**Records provided**
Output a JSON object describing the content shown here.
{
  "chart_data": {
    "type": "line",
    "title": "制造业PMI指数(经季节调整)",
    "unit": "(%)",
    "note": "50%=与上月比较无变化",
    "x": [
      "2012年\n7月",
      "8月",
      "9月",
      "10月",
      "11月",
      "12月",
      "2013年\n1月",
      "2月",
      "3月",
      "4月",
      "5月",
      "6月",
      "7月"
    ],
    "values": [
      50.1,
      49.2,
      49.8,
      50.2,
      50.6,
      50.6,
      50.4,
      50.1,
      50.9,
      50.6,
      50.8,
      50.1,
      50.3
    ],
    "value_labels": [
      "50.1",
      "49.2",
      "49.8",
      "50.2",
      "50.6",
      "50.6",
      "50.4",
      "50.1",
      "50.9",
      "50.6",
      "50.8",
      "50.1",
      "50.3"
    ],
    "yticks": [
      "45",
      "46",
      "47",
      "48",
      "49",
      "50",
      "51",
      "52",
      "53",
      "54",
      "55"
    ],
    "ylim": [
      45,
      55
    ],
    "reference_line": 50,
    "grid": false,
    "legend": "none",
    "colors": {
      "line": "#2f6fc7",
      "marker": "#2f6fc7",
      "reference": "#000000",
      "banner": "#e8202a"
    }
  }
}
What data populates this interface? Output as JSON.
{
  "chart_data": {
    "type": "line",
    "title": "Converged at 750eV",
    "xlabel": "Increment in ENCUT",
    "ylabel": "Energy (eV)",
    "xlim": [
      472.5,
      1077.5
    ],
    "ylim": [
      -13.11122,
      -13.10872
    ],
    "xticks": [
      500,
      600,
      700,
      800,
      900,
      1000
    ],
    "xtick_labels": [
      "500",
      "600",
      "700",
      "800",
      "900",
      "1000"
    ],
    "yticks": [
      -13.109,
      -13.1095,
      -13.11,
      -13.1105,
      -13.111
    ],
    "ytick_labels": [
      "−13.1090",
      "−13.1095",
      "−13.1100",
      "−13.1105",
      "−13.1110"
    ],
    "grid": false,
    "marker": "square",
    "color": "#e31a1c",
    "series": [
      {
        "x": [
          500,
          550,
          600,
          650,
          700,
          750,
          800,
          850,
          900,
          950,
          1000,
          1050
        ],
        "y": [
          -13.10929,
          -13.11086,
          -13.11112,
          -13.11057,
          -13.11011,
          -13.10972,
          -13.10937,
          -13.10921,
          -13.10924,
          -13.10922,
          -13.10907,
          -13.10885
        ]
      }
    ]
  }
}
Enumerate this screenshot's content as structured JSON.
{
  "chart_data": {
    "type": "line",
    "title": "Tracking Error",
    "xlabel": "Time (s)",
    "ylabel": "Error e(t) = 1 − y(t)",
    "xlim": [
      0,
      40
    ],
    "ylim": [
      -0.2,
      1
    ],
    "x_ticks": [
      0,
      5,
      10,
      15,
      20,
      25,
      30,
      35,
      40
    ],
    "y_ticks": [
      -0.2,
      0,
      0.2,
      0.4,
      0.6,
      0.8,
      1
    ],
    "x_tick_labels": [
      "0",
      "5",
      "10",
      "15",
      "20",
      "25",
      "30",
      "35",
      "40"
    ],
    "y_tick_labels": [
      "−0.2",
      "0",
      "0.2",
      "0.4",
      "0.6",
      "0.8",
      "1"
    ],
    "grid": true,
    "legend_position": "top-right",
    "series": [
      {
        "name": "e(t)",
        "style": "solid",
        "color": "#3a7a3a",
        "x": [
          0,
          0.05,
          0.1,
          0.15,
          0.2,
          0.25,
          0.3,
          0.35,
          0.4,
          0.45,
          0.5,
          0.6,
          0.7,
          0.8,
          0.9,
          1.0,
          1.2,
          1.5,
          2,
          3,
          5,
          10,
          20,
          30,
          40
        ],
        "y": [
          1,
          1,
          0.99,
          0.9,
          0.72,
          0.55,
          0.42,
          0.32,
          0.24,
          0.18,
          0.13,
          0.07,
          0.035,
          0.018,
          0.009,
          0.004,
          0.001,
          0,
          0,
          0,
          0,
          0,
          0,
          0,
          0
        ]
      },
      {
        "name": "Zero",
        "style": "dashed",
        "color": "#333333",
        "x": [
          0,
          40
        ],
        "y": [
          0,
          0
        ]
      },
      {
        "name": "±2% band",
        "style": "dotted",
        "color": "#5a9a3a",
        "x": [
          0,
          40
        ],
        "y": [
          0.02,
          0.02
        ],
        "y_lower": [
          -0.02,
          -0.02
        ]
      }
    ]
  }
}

**Set exercise**
Give back the whole listing exactly as it reads.

**Reply**
Output a JSON object describing the content shown here.
{
  "chart_data": {
    "type": "line",
    "title": "制造业PMI指数(经季节调整)",
    "unit": "(%)",
    "note": "50%=与上月比较无变化",
    "x": [
      "2012年\n7月",
      "8月",
      "9月",
      "10月",
      "11月",
      "12月",
      "2013年\n1月",
      "2月",
      "3月",
      "4月",
      "5月",
      "6月",
      "7月"
    ],
    "values": [
      50.1,
      49.2,
      49.8,
      50.2,
      50.6,
      50.6,
      50.4,
      50.1,
      50.9,
      50.6,
      50.8,
      50.1,
      50.3
    ],
    "value_labels": [
      "50.1",
      "49.2",
      "49.8",
      "50.2",
      "50.6",
      "50.6",
      "50.4",
      "50.1",
      "50.9",
      "50.6",
      "50.8",
      "50.1",
      "50.3"
    ],
    "yticks": [
      "45",
      "46",
      "47",
      "48",
      "49",
      "50",
      "51",
      "52",
      "53",
      "54",
      "55"
    ],
    "ylim": [
      45,
      55
    ],
    "reference_line": 50,
    "grid": false,
    "legend": "none",
    "colors": {
      "line": "#2f6fc7",
      "marker": "#2f6fc7",
      "reference": "#000000",
      "banner": "#e8202a"
    }
  }
}
What data populates this interface? Output as JSON.
{
  "chart_data": {
    "type": "line",
    "title": "Converged at 750eV",
    "xlabel": "Increment in ENCUT",
    "ylabel": "Energy (eV)",
    "xlim": [
      472.5,
      1077.5
    ],
    "ylim": [
      -13.11122,
      -13.10872
    ],
    "xticks": [
      500,
      600,
      700,
      800,
      900,
      1000
    ],
    "xtick_labels": [
      "500",
      "600",
      "700",
      "800",
      "900",
      "1000"
    ],
    "yticks": [
      -13.109,
      -13.1095,
      -13.11,
      -13.1105,
      -13.111
    ],
    "ytick_labels": [
      "−13.1090",
      "−13.1095",
      "−13.1100",
      "−13.1105",
      "−13.1110"
    ],
    "grid": false,
    "marker": "square",
    "color": "#e31a1c",
    "series": [
      {
        "x": [
          500,
          550,
          600,
          650,
          700,
          750,
          800,
          850,
          900,
          950,
          1000,
          1050
        ],
        "y": [
          -13.10929,
          -13.11086,
          -13.11112,
          -13.11057,
          -13.11011,
          -13.10972,
          -13.10937,
          -13.10921,
          -13.10924,
          -13.10922,
          -13.10907,
          -13.10885
        ]
      }
    ]
  }
}
Enumerate this screenshot's content as structured JSON.
{
  "chart_data": {
    "type": "line",
    "title": "Tracking Error",
    "xlabel": "Time (s)",
    "ylabel": "Error e(t) = 1 − y(t)",
    "xlim": [
      0,
      40
    ],
    "ylim": [
      -0.2,
      1
    ],
    "x_ticks": [
      0,
      5,
      10,
      15,
      20,
      25,
      30,
      35,
      40
    ],
    "y_ticks": [
      -0.2,
      0,
      0.2,
      0.4,
      0.6,
      0.8,
      1
    ],
    "x_tick_labels": [
      "0",
      "5",
      "10",
      "15",
      "20",
      "25",
      "30",
      "35",
      "40"
    ],
    "y_tick_labels": [
      "−0.2",
      "0",
      "0.2",
      "0.4",
      "0.6",
      "0.8",
      "1"
    ],
    "grid": true,
    "legend_position": "top-right",
    "series": [
      {
        "name": "e(t)",
        "style": "solid",
        "color": "#3a7a3a",
        "x": [
          0,
          0.05,
          0.1,
          0.15,
          0.2,
          0.25,
          0.3,
          0.35,
          0.4,
          0.45,
          0.5,
          0.6,
          0.7,
          0.8,
          0.9,
          1.0,
          1.2,
          1.5,
          2,
          3,
          5,
          10,
          20,
          30,
          40
        ],
        "y": [
          1,
          1,
          0.99,
          0.9,
          0.72,
          0.55,
          0.42,
          0.32,
          0.24,
          0.18,
          0.13,
          0.07,
          0.035,
          0.018,
          0.009,
          0.004,
          0.001,
          0,
          0,
          0,
          0,
          0,
          0,
          0,
          0
        ]
      },
      {
        "name": "Zero",
        "style": "dashed",
        "color": "#333333",
        "x": [
          0,
          40
        ],
        "y": [
          0,
          0
        ]
      },
      {
        "name": "±2% band",
        "style": "dotted",
        "color": "#5a9a3a",
        "x": [
          0,
          40
        ],
        "y": [
          0.02,
          0.02
        ],
        "y_lower": [
          -0.02,
          -0.02
        ]
      }
    ]
  }
}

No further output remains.